Data entries

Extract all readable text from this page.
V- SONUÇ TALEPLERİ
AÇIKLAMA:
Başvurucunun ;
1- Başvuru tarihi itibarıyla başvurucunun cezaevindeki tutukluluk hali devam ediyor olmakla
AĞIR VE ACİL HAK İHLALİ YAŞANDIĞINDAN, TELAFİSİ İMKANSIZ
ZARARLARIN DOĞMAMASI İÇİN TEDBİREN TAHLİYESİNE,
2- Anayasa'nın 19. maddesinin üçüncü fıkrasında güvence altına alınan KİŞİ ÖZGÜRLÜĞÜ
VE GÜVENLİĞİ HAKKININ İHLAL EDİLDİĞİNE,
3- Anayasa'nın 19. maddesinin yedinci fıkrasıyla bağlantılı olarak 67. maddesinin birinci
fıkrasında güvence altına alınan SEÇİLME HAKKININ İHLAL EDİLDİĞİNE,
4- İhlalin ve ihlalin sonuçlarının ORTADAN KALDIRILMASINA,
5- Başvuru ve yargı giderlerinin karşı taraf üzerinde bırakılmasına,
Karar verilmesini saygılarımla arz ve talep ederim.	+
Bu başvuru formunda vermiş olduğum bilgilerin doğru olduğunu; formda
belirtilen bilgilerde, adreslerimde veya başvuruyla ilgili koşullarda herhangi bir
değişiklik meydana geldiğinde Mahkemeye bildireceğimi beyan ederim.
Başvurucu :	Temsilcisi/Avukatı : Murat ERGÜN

**Problem statement:** From the entries above, list each line with "fıkrasında" in it.

**The output:**
2- Anayasa'nın 19. maddesinin üçüncü fıkrasında güvence altına alınan KİŞİ ÖZGÜRLÜĞÜ
fıkrasında güvence altına alınan SEÇİLME HAKKININ İHLAL EDİLDİĞİNE,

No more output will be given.